● **Directions**:
Look through the data below and report how many lines include "Raport". Only the number should be given.

● **Data supplied**:
START
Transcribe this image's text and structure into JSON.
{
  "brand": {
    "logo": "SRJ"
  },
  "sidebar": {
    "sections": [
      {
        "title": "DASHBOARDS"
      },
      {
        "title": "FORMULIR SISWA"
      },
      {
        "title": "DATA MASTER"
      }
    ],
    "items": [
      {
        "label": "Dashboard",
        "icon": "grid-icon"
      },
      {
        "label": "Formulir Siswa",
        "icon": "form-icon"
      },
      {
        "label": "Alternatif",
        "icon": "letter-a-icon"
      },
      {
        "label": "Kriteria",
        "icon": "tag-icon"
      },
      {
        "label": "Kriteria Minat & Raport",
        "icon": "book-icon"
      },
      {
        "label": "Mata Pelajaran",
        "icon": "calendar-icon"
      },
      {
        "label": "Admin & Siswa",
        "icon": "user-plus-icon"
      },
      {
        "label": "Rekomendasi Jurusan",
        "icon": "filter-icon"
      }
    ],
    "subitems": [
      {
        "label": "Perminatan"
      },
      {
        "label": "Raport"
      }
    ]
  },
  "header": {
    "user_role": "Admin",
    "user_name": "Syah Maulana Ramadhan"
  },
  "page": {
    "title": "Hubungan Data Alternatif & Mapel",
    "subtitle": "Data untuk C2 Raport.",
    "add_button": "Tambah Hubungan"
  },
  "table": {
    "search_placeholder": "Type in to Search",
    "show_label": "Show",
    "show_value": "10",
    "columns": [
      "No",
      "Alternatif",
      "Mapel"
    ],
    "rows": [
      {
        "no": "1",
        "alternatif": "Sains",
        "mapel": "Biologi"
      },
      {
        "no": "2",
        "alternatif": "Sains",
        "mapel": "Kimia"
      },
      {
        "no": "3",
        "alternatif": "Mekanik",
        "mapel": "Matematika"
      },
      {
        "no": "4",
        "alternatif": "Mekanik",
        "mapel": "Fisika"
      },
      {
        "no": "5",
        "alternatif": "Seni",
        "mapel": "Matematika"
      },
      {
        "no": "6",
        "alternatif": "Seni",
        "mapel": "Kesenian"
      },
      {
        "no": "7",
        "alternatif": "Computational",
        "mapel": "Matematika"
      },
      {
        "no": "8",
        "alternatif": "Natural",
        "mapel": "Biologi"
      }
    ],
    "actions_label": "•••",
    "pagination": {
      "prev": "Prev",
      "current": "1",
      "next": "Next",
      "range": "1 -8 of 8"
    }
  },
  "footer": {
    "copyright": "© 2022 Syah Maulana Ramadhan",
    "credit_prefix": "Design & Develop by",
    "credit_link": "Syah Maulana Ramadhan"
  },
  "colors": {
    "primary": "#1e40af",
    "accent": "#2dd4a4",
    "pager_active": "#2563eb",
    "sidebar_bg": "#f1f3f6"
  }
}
END
● **Exercise response**:
3